* WRITTEN EXERCISE *
Write the number of lines holding the word "size", and nothing else.

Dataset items
-------------------------
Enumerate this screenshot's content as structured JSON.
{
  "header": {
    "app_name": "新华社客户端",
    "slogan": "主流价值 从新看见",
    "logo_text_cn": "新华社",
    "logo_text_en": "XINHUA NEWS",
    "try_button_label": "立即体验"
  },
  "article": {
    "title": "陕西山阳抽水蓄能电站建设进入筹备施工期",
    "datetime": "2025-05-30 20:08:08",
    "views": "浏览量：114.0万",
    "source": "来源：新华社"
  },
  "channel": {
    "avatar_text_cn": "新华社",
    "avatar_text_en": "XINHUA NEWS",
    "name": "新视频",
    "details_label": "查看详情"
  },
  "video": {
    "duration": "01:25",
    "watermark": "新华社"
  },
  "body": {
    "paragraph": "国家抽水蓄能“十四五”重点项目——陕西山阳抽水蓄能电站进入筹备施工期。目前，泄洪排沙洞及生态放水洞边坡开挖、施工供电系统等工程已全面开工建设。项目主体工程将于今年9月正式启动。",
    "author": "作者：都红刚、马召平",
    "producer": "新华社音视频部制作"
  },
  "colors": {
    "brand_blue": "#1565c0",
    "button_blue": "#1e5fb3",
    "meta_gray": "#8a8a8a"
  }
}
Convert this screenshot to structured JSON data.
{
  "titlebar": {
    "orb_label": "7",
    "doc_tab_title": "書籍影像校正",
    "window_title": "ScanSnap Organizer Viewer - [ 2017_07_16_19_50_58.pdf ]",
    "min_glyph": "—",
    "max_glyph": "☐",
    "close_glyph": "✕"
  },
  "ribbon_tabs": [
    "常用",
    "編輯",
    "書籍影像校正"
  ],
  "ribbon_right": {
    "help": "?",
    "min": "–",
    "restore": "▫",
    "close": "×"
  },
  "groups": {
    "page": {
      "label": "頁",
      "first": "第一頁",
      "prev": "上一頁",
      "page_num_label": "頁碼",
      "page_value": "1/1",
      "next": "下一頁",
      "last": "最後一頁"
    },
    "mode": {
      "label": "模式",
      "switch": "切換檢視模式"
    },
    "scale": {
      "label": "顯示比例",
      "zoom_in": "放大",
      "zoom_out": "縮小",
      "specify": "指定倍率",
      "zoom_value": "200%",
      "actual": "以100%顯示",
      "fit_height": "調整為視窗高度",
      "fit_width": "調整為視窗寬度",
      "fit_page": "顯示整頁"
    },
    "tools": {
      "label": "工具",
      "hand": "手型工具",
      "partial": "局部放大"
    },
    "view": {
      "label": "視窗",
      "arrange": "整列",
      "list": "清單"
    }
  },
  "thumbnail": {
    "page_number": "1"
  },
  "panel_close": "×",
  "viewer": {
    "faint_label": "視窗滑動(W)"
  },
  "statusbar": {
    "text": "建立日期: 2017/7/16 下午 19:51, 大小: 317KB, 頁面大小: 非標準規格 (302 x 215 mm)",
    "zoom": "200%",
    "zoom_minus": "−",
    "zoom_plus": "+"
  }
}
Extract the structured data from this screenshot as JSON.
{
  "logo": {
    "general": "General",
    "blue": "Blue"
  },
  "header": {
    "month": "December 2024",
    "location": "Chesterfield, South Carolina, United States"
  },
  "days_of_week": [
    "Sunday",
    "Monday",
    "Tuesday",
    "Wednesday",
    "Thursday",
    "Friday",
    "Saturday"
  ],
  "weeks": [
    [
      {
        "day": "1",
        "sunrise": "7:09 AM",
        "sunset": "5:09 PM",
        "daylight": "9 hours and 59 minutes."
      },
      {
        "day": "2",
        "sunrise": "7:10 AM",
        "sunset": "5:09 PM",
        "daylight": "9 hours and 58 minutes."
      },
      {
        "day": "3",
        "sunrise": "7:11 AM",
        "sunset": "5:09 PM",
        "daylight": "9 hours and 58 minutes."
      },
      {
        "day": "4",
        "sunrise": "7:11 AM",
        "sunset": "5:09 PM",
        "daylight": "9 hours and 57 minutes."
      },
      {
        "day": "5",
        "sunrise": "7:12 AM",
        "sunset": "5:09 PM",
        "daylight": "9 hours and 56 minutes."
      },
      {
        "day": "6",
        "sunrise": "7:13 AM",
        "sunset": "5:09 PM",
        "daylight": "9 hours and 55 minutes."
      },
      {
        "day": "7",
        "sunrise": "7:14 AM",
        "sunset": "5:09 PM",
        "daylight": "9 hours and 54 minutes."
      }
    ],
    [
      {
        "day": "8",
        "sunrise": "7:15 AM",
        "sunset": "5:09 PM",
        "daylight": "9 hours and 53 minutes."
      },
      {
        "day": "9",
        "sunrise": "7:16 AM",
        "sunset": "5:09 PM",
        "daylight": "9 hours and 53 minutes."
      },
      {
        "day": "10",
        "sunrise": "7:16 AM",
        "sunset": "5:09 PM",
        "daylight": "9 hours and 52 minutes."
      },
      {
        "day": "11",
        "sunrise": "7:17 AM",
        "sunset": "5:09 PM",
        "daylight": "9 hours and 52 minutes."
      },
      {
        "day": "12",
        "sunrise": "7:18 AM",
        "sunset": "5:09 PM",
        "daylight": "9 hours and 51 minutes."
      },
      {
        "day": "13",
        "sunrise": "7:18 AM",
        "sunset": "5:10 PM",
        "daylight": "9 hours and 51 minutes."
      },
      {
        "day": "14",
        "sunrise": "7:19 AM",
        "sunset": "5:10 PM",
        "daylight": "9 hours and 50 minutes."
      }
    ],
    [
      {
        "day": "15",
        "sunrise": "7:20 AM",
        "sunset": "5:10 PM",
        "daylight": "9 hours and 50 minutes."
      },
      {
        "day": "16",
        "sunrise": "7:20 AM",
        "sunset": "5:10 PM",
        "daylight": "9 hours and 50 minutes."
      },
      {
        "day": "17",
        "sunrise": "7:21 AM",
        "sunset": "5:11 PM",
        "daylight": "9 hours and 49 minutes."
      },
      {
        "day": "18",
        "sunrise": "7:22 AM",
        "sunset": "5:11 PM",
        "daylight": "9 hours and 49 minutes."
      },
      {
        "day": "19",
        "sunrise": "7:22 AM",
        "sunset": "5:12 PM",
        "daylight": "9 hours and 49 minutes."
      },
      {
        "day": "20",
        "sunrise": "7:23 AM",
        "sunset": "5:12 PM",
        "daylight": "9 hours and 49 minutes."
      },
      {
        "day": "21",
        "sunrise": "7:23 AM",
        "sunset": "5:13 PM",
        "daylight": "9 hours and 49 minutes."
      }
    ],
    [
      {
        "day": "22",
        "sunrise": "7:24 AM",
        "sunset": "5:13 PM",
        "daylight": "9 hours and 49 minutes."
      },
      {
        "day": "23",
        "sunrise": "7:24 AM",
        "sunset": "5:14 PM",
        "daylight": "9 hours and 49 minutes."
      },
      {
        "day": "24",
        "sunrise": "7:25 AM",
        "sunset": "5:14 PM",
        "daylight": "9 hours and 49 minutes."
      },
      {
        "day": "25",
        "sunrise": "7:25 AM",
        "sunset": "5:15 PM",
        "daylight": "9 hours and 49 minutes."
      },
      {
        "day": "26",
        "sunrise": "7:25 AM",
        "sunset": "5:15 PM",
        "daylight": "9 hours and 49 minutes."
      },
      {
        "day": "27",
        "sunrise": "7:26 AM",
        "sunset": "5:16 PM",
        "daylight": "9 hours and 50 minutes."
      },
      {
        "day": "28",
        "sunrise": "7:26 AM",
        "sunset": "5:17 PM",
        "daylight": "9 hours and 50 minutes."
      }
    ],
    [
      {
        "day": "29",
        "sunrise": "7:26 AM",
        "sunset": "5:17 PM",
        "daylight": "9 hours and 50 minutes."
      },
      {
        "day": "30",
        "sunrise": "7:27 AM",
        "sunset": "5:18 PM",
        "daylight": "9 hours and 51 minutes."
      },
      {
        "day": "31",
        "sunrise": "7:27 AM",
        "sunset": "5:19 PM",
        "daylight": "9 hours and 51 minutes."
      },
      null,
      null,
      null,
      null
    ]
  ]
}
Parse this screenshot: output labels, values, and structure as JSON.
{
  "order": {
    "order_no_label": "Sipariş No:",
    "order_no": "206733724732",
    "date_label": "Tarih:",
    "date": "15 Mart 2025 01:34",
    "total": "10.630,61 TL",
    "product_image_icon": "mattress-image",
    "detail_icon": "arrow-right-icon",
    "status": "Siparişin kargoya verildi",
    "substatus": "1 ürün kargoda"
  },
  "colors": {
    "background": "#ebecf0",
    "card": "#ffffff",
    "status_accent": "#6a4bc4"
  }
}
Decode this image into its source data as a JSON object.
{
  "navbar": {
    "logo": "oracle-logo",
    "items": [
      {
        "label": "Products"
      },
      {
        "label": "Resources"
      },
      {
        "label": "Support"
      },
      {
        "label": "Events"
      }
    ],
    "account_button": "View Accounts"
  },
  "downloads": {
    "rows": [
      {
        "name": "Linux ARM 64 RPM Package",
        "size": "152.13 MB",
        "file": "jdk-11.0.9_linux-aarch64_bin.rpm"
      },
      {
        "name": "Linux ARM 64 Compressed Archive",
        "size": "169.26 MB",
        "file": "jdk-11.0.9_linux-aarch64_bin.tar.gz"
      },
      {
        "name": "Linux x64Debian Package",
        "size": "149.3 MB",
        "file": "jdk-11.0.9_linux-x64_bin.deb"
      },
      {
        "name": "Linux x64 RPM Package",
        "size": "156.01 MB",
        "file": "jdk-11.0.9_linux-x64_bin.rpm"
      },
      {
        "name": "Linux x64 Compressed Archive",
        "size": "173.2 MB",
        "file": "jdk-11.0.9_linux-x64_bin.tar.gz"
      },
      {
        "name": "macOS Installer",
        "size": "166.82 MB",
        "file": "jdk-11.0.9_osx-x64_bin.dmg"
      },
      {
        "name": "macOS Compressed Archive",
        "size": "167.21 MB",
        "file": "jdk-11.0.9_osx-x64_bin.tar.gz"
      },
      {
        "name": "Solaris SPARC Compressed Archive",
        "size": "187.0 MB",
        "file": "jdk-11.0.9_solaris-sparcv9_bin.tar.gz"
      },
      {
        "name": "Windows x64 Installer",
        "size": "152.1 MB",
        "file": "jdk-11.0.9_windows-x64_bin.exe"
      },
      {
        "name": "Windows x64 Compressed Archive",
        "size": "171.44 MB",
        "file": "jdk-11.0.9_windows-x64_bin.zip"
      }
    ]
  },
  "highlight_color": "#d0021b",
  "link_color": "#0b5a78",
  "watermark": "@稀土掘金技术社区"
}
-------------------------
* PROBLEM SOLUTION *
10